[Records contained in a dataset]
========

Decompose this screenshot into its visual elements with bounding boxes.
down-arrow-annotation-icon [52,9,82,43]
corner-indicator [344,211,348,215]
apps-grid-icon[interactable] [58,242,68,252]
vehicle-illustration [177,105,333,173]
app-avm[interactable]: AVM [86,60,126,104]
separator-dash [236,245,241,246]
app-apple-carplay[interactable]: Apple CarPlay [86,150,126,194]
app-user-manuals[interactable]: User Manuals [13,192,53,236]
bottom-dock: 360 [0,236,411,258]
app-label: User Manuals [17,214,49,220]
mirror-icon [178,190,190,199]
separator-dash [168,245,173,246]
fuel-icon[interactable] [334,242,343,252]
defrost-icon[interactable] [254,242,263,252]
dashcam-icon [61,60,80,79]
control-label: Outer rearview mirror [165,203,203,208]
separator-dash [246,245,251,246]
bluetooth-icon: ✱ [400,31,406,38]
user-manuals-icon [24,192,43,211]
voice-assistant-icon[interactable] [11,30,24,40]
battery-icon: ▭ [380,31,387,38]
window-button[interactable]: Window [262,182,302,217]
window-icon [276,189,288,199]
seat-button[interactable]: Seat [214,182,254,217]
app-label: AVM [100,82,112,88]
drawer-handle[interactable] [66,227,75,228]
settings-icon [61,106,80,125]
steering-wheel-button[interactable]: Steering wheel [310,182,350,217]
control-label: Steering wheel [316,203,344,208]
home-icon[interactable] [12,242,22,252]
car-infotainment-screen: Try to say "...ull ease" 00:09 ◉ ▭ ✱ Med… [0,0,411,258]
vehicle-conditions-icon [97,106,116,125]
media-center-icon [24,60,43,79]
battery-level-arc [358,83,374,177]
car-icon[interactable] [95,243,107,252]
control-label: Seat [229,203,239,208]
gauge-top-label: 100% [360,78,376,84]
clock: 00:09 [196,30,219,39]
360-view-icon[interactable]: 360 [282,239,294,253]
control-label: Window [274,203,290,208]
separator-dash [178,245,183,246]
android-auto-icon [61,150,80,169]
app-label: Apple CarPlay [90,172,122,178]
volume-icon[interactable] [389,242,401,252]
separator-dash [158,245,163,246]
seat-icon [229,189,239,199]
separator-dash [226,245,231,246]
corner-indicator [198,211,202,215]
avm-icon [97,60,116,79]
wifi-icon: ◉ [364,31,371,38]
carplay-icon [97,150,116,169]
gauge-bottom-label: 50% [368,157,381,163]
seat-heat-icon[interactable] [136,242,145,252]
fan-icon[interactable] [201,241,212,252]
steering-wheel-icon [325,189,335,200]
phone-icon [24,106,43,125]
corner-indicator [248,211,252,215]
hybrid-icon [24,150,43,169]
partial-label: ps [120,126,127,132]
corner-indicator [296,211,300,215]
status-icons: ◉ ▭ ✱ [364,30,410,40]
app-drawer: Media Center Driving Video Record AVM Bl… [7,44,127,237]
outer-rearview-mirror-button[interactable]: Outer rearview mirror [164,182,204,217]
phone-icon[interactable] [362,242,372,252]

========

* [Given exercise] Rewrite the stretch of data from its very start through the line containing "separator-dash [236,245,241,246]", with both ends included, as a numbered list, leaving out any blank lines.

* [Finished answer]
1. Decompose this screenshot into its visual elements with bounding boxes.
2. down-arrow-annotation-icon [52,9,82,43]
3. corner-indicator [344,211,348,215]
4. apps-grid-icon[interactable] [58,242,68,252]
5. vehicle-illustration [177,105,333,173]
6. app-avm[interactable]: AVM [86,60,126,104]
7. separator-dash [236,245,241,246]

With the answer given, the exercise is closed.